◆ **PROBLEM DESCRIPTION**: Records follow. Select each line holding "sRGB".

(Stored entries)
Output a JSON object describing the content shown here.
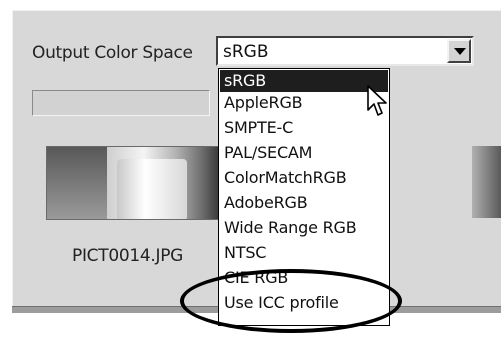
{
  "output_color_space": {
    "label": "Output Color Space",
    "selected_value": "sRGB",
    "options": [
      "sRGB",
      "AppleRGB",
      "SMPTE-C",
      "PAL/SECAM",
      "ColorMatchRGB",
      "AdobeRGB",
      "Wide Range RGB",
      "NTSC",
      "CIE RGB",
      "Use ICC profile"
    ],
    "highlighted_option": "sRGB",
    "circled_option": "Use ICC profile"
  },
  "preview": {
    "filename": "PICT0014.JPG"
  },
  "icons": {
    "dropdown_arrow": "chevron-down-icon",
    "pointer": "mouse-pointer-icon"
  },
  "colors": {
    "highlight": "#1e1e1e",
    "panel": "#d8d8d8"
  }
}
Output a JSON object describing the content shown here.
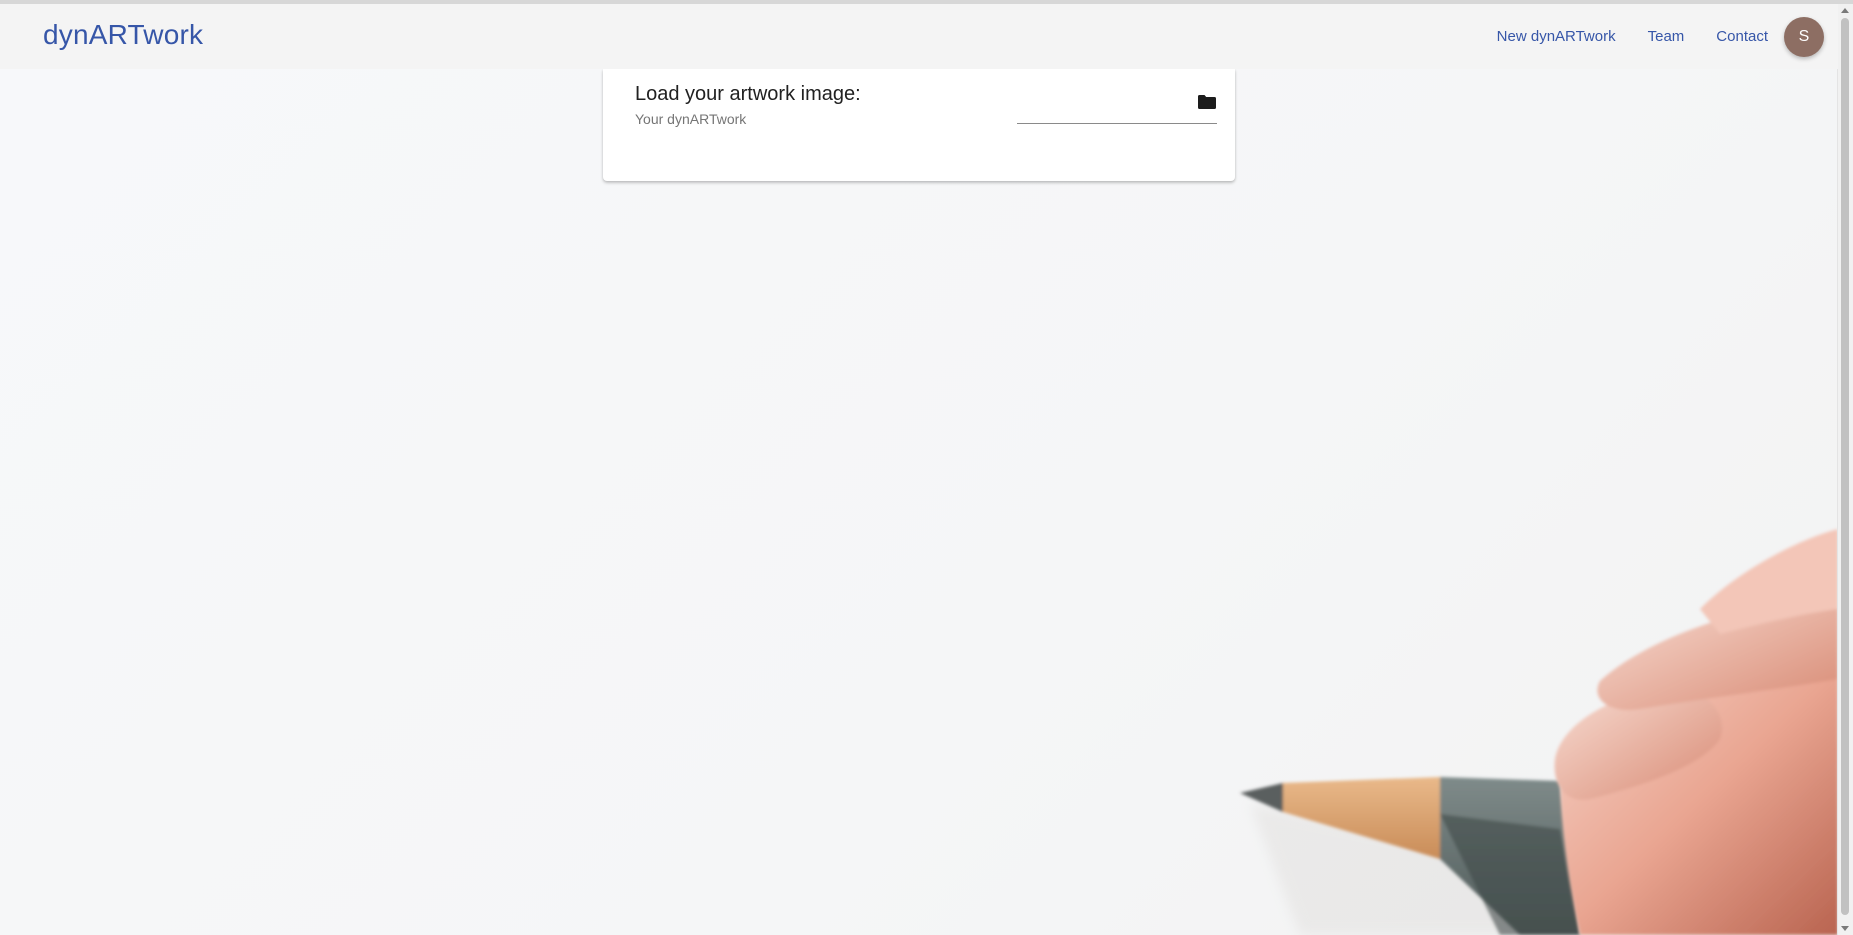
{
  "navbar": {
    "brand": "dynARTwork",
    "links": [
      "New dynARTwork",
      "Team",
      "Contact"
    ],
    "avatar_initial": "S"
  },
  "card": {
    "title": "Load your artwork image:",
    "subtitle": "Your dynARTwork",
    "file_icon": "folder-icon"
  },
  "colors": {
    "brand": "#3656a8",
    "avatar": "#8d6e63",
    "background": "#f6f7f8"
  }
}
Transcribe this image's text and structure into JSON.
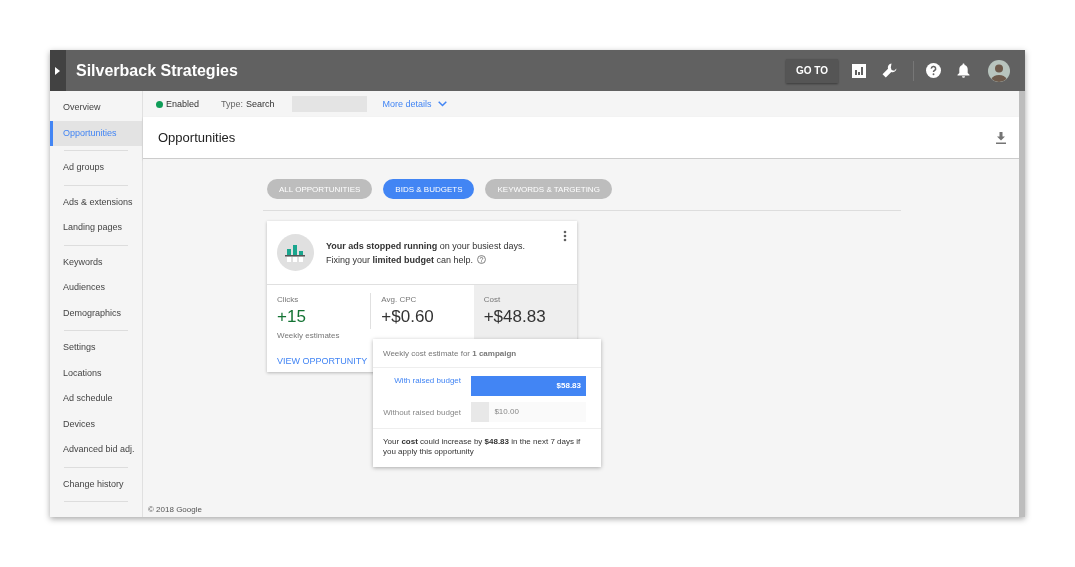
{
  "header": {
    "title": "Silverback Strategies",
    "goto_button": "GO TO"
  },
  "sidebar": {
    "groups": [
      {
        "items": [
          {
            "label": "Overview",
            "selected": false
          },
          {
            "label": "Opportunities",
            "selected": true
          }
        ]
      },
      {
        "items": [
          {
            "label": "Ad groups",
            "selected": false
          }
        ]
      },
      {
        "items": [
          {
            "label": "Ads & extensions",
            "selected": false
          },
          {
            "label": "Landing pages",
            "selected": false
          }
        ]
      },
      {
        "items": [
          {
            "label": "Keywords",
            "selected": false
          },
          {
            "label": "Audiences",
            "selected": false
          },
          {
            "label": "Demographics",
            "selected": false
          }
        ]
      },
      {
        "items": [
          {
            "label": "Settings",
            "selected": false
          },
          {
            "label": "Locations",
            "selected": false
          },
          {
            "label": "Ad schedule",
            "selected": false
          },
          {
            "label": "Devices",
            "selected": false
          },
          {
            "label": "Advanced bid adj.",
            "selected": false
          }
        ]
      },
      {
        "items": [
          {
            "label": "Change history",
            "selected": false
          }
        ]
      }
    ]
  },
  "status_bar": {
    "status": "Enabled",
    "enabled": true,
    "type_label": "Type:",
    "type_value": "Search",
    "more_details": "More details"
  },
  "page_title": "Opportunities",
  "filter_chips": [
    {
      "label": "ALL OPPORTUNITIES",
      "selected": false
    },
    {
      "label": "BIDS & BUDGETS",
      "selected": true
    },
    {
      "label": "KEYWORDS & TARGETING",
      "selected": false
    }
  ],
  "card": {
    "message": "**Your ads stopped running** on your busiest days.",
    "message_2": "Fixing your **limited budget** can help.",
    "metrics": [
      {
        "label": "Clicks",
        "value": "+15",
        "color": "#137333",
        "highlighted": false
      },
      {
        "label": "Avg. CPC",
        "value": "+$0.60",
        "color": "#333333",
        "highlighted": false
      },
      {
        "label": "Cost",
        "value": "+$48.83",
        "color": "#333333",
        "highlighted": true
      }
    ],
    "footnote": "Weekly estimates",
    "action": "VIEW OPPORTUNITY"
  },
  "tooltip": {
    "title": "Weekly cost estimate for **1 campaign**",
    "bars": [
      {
        "label": "With raised budget",
        "value": "$58.83",
        "level": 1,
        "highlighted": true
      },
      {
        "label": "Without raised budget",
        "value": "$10.00",
        "level": 0.16,
        "highlighted": false
      }
    ],
    "note": "Your **cost** could increase by **$48.83** in the next 7 days if you apply this opportunity"
  },
  "footer": "© 2018 Google"
}
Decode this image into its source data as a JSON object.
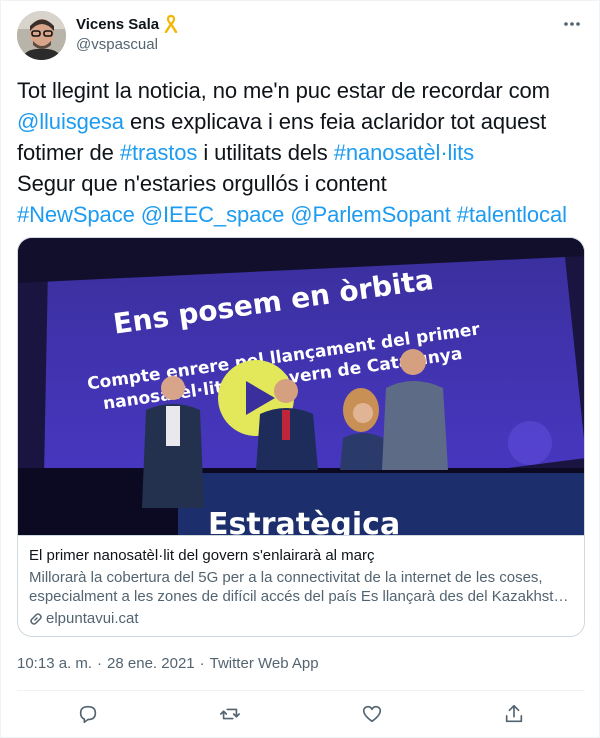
{
  "author": {
    "display_name": "Vicens Sala",
    "handle": "@vspascual",
    "ribbon_icon": "yellow-ribbon-icon",
    "ribbon_color": "#f5c518"
  },
  "tweet": {
    "line1": "Tot llegint la noticia, no me'n puc estar de recordar com",
    "line2_link": "@lluisgesa",
    "line2_text": " ens explicava i ens feia aclaridor tot aquest",
    "line3_text": "fotimer de ",
    "line3_link1": "#trastos",
    "line3_mid": " i utilitats dels ",
    "line3_link2": "#nanosatèl·lits",
    "line4": "Segur que n'estaries orgullós i content",
    "line5_links": [
      "#NewSpace",
      "@IEEC_space",
      "@ParlemSopant",
      "#talentlocal"
    ]
  },
  "card": {
    "image": {
      "headline": "Ens posem en òrbita",
      "subline1": "Compte enrere pel llançament del primer",
      "subline2": "nanosatèl·lit del Govern de Catalunya",
      "podium_word": "Estratègica"
    },
    "title": "El primer nanosatèl·lit del govern s'enlairarà al març",
    "description_line1": "Millorarà la cobertura del 5G per a la connectivitat de la internet de les coses,",
    "description_line2": "especialment a les zones de difícil accés del país Es llançarà des del Kazakhsta…",
    "domain": "elpuntavui.cat"
  },
  "meta": {
    "time": "10:13 a. m.",
    "date": "28 ene. 2021",
    "source": "Twitter Web App"
  },
  "colors": {
    "link": "#1d9bf0",
    "secondary_text": "#536471",
    "border": "#cfd9de"
  },
  "actions": [
    "reply-icon",
    "retweet-icon",
    "like-icon",
    "share-icon"
  ]
}
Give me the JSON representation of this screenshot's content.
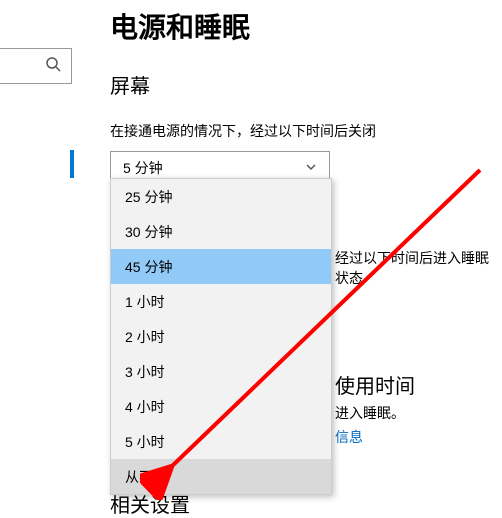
{
  "page": {
    "title": "电源和睡眠"
  },
  "screen": {
    "heading": "屏幕",
    "plugged_label": "在接通电源的情况下，经过以下时间后关闭",
    "select_value": "5 分钟"
  },
  "dropdown": {
    "options": [
      "25 分钟",
      "30 分钟",
      "45 分钟",
      "1 小时",
      "2 小时",
      "3 小时",
      "4 小时",
      "5 小时",
      "从不"
    ],
    "selected_index": 2,
    "hover_index": 8
  },
  "sleep_hint": "经过以下时间后进入睡眠状态",
  "usage": {
    "heading": "使用时间",
    "desc": "进入睡眠。",
    "link": "信息"
  },
  "related": {
    "heading": "相关设置"
  }
}
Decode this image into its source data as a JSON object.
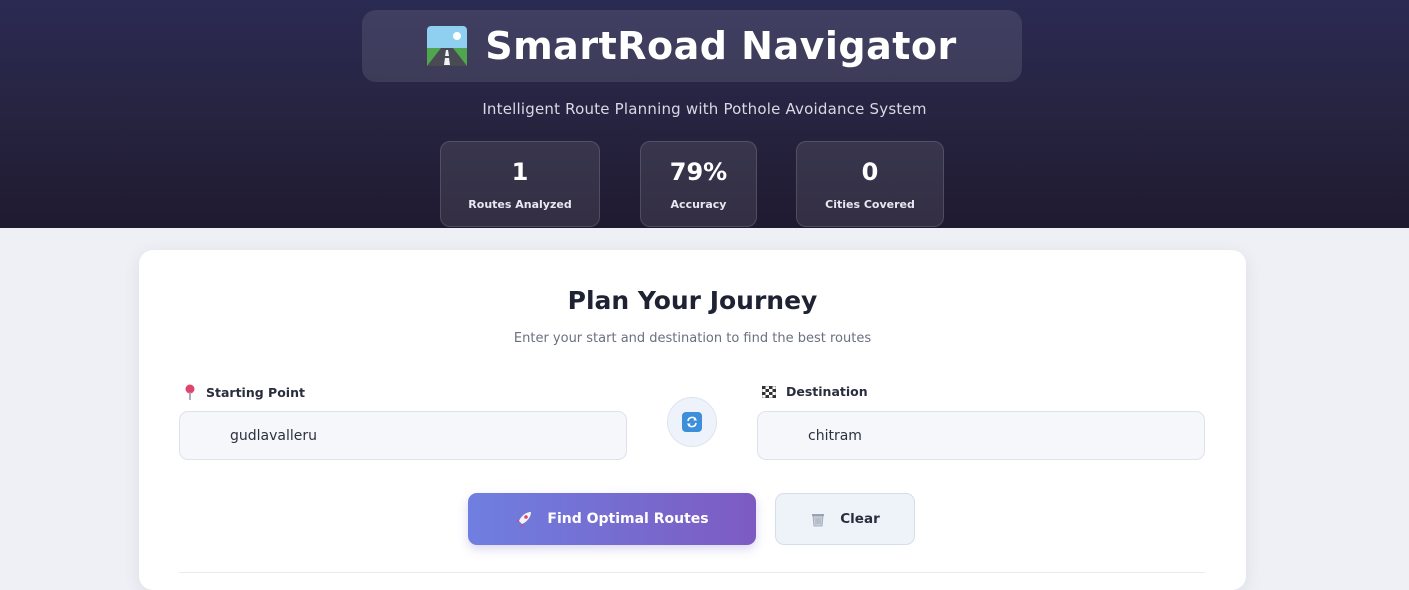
{
  "header": {
    "title": "SmartRoad Navigator",
    "subtitle": "Intelligent Route Planning with Pothole Avoidance System",
    "title_icon": "road-icon"
  },
  "stats": [
    {
      "value": "1",
      "label": "Routes Analyzed"
    },
    {
      "value": "79%",
      "label": "Accuracy"
    },
    {
      "value": "0",
      "label": "Cities Covered"
    }
  ],
  "planner": {
    "title": "Plan Your Journey",
    "subtitle": "Enter your start and destination to find the best routes",
    "start_label": "Starting Point",
    "start_value": "gudlavalleru",
    "start_icon": "pin-icon",
    "dest_label": "Destination",
    "dest_value": "chitram",
    "dest_icon": "checkered-flag-icon",
    "swap_icon": "swap-icon",
    "find_label": "Find Optimal Routes",
    "find_icon": "rocket-icon",
    "clear_label": "Clear",
    "clear_icon": "trash-icon"
  },
  "colors": {
    "hero_bg": "#26233f",
    "accent_start": "#6f7fe0",
    "accent_end": "#7d5bc2",
    "pin": "#e0446a",
    "swap": "#3d8fd9"
  }
}
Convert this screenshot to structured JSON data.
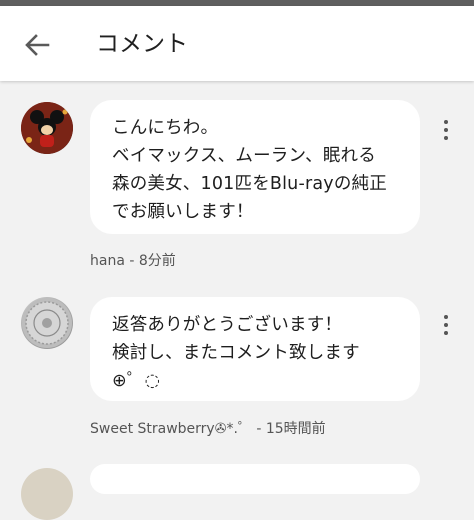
{
  "header": {
    "title": "コメント",
    "back_icon": "arrow-left-icon"
  },
  "comments": [
    {
      "author": "hana",
      "time": "8分前",
      "meta": "hana - 8分前",
      "text": "こんにちわ。\nベイマックス、ムーラン、眠れる\n森の美女、101匹をBlu-rayの純正\nでお願いします！",
      "avatar": "mickey-mouse-avatar"
    },
    {
      "author": "Sweet Strawberry",
      "time": "15時間前",
      "meta": "Sweet Strawberry✇*.゜ - 15時間前",
      "text": "返答ありがとうございます！\n検討し、またコメント致します\n⊕゜◌",
      "avatar": "coin-avatar"
    }
  ],
  "colors": {
    "background": "#f2f2f2",
    "bubble": "#ffffff",
    "header": "#ffffff",
    "meta_text": "#555555"
  }
}
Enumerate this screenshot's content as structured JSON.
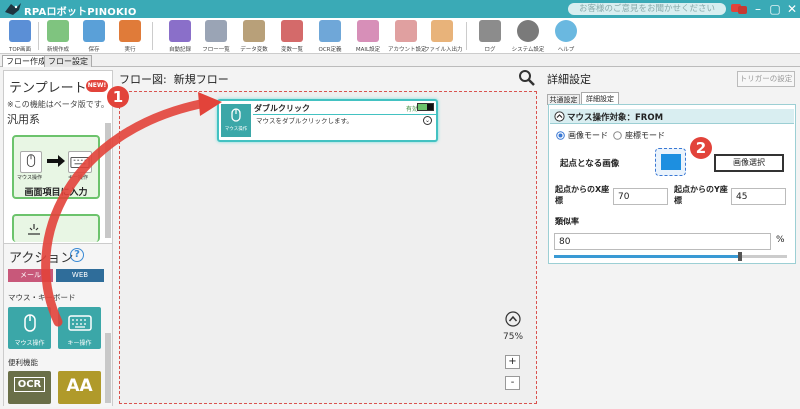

◆ **EXPECTED ANSWER**:
    "selected_value": "sRGB",
      "sRGB",
    "highlighted_option": "sRGB",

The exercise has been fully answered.